◆ **Information shown**:

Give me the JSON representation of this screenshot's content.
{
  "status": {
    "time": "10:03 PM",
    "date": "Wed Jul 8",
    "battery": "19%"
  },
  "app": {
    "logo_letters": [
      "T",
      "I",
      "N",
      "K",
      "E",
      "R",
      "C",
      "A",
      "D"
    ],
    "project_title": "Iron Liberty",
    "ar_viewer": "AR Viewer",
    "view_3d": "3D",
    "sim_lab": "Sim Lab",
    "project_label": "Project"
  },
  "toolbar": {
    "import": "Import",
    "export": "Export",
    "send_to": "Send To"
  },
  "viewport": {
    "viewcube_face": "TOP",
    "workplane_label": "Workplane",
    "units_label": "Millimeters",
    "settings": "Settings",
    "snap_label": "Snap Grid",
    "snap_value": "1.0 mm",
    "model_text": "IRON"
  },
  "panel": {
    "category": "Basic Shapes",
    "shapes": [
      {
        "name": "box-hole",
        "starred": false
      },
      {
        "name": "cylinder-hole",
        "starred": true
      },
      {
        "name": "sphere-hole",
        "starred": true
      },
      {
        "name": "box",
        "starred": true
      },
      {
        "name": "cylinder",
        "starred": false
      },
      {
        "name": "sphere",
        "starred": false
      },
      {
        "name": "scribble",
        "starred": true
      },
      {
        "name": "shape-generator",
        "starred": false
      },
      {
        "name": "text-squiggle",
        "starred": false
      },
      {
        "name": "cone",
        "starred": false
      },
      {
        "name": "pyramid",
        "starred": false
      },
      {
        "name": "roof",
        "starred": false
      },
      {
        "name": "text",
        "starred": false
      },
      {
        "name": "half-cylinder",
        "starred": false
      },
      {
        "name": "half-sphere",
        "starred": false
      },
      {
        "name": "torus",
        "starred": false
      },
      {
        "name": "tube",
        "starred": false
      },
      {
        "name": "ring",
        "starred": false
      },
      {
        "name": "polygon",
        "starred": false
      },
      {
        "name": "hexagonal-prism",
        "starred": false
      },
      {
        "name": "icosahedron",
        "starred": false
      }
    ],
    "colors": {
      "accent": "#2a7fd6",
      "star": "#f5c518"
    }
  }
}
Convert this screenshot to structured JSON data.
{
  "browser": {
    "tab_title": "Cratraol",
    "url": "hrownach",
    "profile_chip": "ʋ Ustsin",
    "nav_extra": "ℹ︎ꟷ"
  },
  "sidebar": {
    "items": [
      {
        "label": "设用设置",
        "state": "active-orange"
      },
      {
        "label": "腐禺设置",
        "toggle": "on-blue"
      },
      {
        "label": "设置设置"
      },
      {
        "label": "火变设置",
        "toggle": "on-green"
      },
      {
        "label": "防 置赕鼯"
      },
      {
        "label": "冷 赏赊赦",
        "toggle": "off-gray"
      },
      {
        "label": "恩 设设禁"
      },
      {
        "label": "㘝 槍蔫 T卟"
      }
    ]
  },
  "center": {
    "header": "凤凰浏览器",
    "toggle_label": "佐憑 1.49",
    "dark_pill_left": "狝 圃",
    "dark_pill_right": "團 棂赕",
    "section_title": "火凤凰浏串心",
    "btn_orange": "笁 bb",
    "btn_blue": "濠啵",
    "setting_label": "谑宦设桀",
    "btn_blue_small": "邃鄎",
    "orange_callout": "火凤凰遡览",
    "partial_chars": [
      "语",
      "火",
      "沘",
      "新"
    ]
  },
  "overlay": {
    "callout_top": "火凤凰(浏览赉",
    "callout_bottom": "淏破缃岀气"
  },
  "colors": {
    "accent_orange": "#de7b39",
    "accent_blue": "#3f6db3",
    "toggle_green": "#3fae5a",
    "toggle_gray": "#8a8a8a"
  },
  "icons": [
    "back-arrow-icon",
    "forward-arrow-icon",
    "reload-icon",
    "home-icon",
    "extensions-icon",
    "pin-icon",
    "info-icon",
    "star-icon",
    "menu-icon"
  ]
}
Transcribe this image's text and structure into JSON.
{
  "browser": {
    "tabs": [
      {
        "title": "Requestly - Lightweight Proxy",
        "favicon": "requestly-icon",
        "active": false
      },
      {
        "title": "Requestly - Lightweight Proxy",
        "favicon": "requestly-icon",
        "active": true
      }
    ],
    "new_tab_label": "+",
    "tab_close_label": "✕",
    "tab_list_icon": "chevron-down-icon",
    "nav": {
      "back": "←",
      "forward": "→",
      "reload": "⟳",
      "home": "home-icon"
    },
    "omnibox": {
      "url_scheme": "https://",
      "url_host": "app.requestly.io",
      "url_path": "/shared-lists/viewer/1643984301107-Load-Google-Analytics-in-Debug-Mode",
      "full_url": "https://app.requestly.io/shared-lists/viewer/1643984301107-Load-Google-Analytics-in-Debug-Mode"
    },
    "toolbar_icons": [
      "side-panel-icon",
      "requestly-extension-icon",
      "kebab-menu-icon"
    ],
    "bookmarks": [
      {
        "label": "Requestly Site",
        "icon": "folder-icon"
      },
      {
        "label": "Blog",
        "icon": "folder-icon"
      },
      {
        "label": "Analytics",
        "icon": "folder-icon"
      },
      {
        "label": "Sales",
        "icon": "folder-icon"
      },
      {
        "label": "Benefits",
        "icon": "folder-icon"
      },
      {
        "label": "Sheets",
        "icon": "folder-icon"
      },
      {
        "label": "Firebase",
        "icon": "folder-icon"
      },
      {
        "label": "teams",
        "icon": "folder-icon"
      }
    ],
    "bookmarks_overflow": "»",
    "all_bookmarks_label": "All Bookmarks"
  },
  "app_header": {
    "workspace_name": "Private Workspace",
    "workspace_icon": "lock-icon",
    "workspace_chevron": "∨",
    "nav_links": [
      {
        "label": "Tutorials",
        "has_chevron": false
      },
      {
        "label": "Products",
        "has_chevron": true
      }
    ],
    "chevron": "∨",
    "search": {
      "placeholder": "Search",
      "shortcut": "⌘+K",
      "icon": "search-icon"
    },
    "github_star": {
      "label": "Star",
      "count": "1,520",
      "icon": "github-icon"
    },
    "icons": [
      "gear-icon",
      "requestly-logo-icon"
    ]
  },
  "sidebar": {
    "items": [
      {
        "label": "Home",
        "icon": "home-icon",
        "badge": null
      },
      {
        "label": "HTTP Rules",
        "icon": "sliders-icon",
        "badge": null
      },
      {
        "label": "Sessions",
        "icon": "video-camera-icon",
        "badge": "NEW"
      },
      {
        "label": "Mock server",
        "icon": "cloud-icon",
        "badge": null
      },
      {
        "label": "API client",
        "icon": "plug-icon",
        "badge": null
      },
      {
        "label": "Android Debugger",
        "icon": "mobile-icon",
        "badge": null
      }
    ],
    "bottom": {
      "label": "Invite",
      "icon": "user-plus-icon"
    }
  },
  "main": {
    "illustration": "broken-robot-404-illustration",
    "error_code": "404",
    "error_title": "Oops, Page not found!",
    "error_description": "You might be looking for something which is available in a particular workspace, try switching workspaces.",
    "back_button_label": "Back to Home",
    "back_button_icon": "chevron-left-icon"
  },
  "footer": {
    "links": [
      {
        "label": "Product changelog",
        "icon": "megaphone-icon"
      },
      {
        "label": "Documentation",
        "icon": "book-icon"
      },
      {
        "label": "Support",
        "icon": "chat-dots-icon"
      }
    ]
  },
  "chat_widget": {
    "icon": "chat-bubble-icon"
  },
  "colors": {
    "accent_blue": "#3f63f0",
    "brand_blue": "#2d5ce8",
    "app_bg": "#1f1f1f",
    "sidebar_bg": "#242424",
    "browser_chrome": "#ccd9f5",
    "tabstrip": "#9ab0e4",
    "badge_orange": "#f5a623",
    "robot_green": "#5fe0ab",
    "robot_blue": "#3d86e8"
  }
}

◆ **What this task involves**:
Reproduce each line of the material above precisely.

◆ **Exercise result**:
Give me the JSON representation of this screenshot's content.
{
  "status": {
    "time": "10:03 PM",
    "date": "Wed Jul 8",
    "battery": "19%"
  },
  "app": {
    "logo_letters": [
      "T",
      "I",
      "N",
      "K",
      "E",
      "R",
      "C",
      "A",
      "D"
    ],
    "project_title": "Iron Liberty",
    "ar_viewer": "AR Viewer",
    "view_3d": "3D",
    "sim_lab": "Sim Lab",
    "project_label": "Project"
  },
  "toolbar": {
    "import": "Import",
    "export": "Export",
    "send_to": "Send To"
  },
  "viewport": {
    "viewcube_face": "TOP",
    "workplane_label": "Workplane",
    "units_label": "Millimeters",
    "settings": "Settings",
    "snap_label": "Snap Grid",
    "snap_value": "1.0 mm",
    "model_text": "IRON"
  },
  "panel": {
    "category": "Basic Shapes",
    "shapes": [
      {
        "name": "box-hole",
        "starred": false
      },
      {
        "name": "cylinder-hole",
        "starred": true
      },
      {
        "name": "sphere-hole",
        "starred": true
      },
      {
        "name": "box",
        "starred": true
      },
      {
        "name": "cylinder",
        "starred": false
      },
      {
        "name": "sphere",
        "starred": false
      },
      {
        "name": "scribble",
        "starred": true
      },
      {
        "name": "shape-generator",
        "starred": false
      },
      {
        "name": "text-squiggle",
        "starred": false
      },
      {
        "name": "cone",
        "starred": false
      },
      {
        "name": "pyramid",
        "starred": false
      },
      {
        "name": "roof",
        "starred": false
      },
      {
        "name": "text",
        "starred": false
      },
      {
        "name": "half-cylinder",
        "starred": false
      },
      {
        "name": "half-sphere",
        "starred": false
      },
      {
        "name": "torus",
        "starred": false
      },
      {
        "name": "tube",
        "starred": false
      },
      {
        "name": "ring",
        "starred": false
      },
      {
        "name": "polygon",
        "starred": false
      },
      {
        "name": "hexagonal-prism",
        "starred": false
      },
      {
        "name": "icosahedron",
        "starred": false
      }
    ],
    "colors": {
      "accent": "#2a7fd6",
      "star": "#f5c518"
    }
  }
}
Convert this screenshot to structured JSON data.
{
  "browser": {
    "tab_title": "Cratraol",
    "url": "hrownach",
    "profile_chip": "ʋ Ustsin",
    "nav_extra": "ℹ︎ꟷ"
  },
  "sidebar": {
    "items": [
      {
        "label": "设用设置",
        "state": "active-orange"
      },
      {
        "label": "腐禺设置",
        "toggle": "on-blue"
      },
      {
        "label": "设置设置"
      },
      {
        "label": "火变设置",
        "toggle": "on-green"
      },
      {
        "label": "防 置赕鼯"
      },
      {
        "label": "冷 赏赊赦",
        "toggle": "off-gray"
      },
      {
        "label": "恩 设设禁"
      },
      {
        "label": "㘝 槍蔫 T卟"
      }
    ]
  },
  "center": {
    "header": "凤凰浏览器",
    "toggle_label": "佐憑 1.49",
    "dark_pill_left": "狝 圃",
    "dark_pill_right": "團 棂赕",
    "section_title": "火凤凰浏串心",
    "btn_orange": "笁 bb",
    "btn_blue": "濠啵",
    "setting_label": "谑宦设桀",
    "btn_blue_small": "邃鄎",
    "orange_callout": "火凤凰遡览",
    "partial_chars": [
      "语",
      "火",
      "沘",
      "新"
    ]
  },
  "overlay": {
    "callout_top": "火凤凰(浏览赉",
    "callout_bottom": "淏破缃岀气"
  },
  "colors": {
    "accent_orange": "#de7b39",
    "accent_blue": "#3f6db3",
    "toggle_green": "#3fae5a",
    "toggle_gray": "#8a8a8a"
  },
  "icons": [
    "back-arrow-icon",
    "forward-arrow-icon",
    "reload-icon",
    "home-icon",
    "extensions-icon",
    "pin-icon",
    "info-icon",
    "star-icon",
    "menu-icon"
  ]
}
Transcribe this image's text and structure into JSON.
{
  "browser": {
    "tabs": [
      {
        "title": "Requestly - Lightweight Proxy",
        "favicon": "requestly-icon",
        "active": false
      },
      {
        "title": "Requestly - Lightweight Proxy",
        "favicon": "requestly-icon",
        "active": true
      }
    ],
    "new_tab_label": "+",
    "tab_close_label": "✕",
    "tab_list_icon": "chevron-down-icon",
    "nav": {
      "back": "←",
      "forward": "→",
      "reload": "⟳",
      "home": "home-icon"
    },
    "omnibox": {
      "url_scheme": "https://",
      "url_host": "app.requestly.io",
      "url_path": "/shared-lists/viewer/1643984301107-Load-Google-Analytics-in-Debug-Mode",
      "full_url": "https://app.requestly.io/shared-lists/viewer/1643984301107-Load-Google-Analytics-in-Debug-Mode"
    },
    "toolbar_icons": [
      "side-panel-icon",
      "requestly-extension-icon",
      "kebab-menu-icon"
    ],
    "bookmarks": [
      {
        "label": "Requestly Site",
        "icon": "folder-icon"
      },
      {
        "label": "Blog",
        "icon": "folder-icon"
      },
      {
        "label": "Analytics",
        "icon": "folder-icon"
      },
      {
        "label": "Sales",
        "icon": "folder-icon"
      },
      {
        "label": "Benefits",
        "icon": "folder-icon"
      },
      {
        "label": "Sheets",
        "icon": "folder-icon"
      },
      {
        "label": "Firebase",
        "icon": "folder-icon"
      },
      {
        "label": "teams",
        "icon": "folder-icon"
      }
    ],
    "bookmarks_overflow": "»",
    "all_bookmarks_label": "All Bookmarks"
  },
  "app_header": {
    "workspace_name": "Private Workspace",
    "workspace_icon": "lock-icon",
    "workspace_chevron": "∨",
    "nav_links": [
      {
        "label": "Tutorials",
        "has_chevron": false
      },
      {
        "label": "Products",
        "has_chevron": true
      }
    ],
    "chevron": "∨",
    "search": {
      "placeholder": "Search",
      "shortcut": "⌘+K",
      "icon": "search-icon"
    },
    "github_star": {
      "label": "Star",
      "count": "1,520",
      "icon": "github-icon"
    },
    "icons": [
      "gear-icon",
      "requestly-logo-icon"
    ]
  },
  "sidebar": {
    "items": [
      {
        "label": "Home",
        "icon": "home-icon",
        "badge": null
      },
      {
        "label": "HTTP Rules",
        "icon": "sliders-icon",
        "badge": null
      },
      {
        "label": "Sessions",
        "icon": "video-camera-icon",
        "badge": "NEW"
      },
      {
        "label": "Mock server",
        "icon": "cloud-icon",
        "badge": null
      },
      {
        "label": "API client",
        "icon": "plug-icon",
        "badge": null
      },
      {
        "label": "Android Debugger",
        "icon": "mobile-icon",
        "badge": null
      }
    ],
    "bottom": {
      "label": "Invite",
      "icon": "user-plus-icon"
    }
  },
  "main": {
    "illustration": "broken-robot-404-illustration",
    "error_code": "404",
    "error_title": "Oops, Page not found!",
    "error_description": "You might be looking for something which is available in a particular workspace, try switching workspaces.",
    "back_button_label": "Back to Home",
    "back_button_icon": "chevron-left-icon"
  },
  "footer": {
    "links": [
      {
        "label": "Product changelog",
        "icon": "megaphone-icon"
      },
      {
        "label": "Documentation",
        "icon": "book-icon"
      },
      {
        "label": "Support",
        "icon": "chat-dots-icon"
      }
    ]
  },
  "chat_widget": {
    "icon": "chat-bubble-icon"
  },
  "colors": {
    "accent_blue": "#3f63f0",
    "brand_blue": "#2d5ce8",
    "app_bg": "#1f1f1f",
    "sidebar_bg": "#242424",
    "browser_chrome": "#ccd9f5",
    "tabstrip": "#9ab0e4",
    "badge_orange": "#f5a623",
    "robot_green": "#5fe0ab",
    "robot_blue": "#3d86e8"
  }
}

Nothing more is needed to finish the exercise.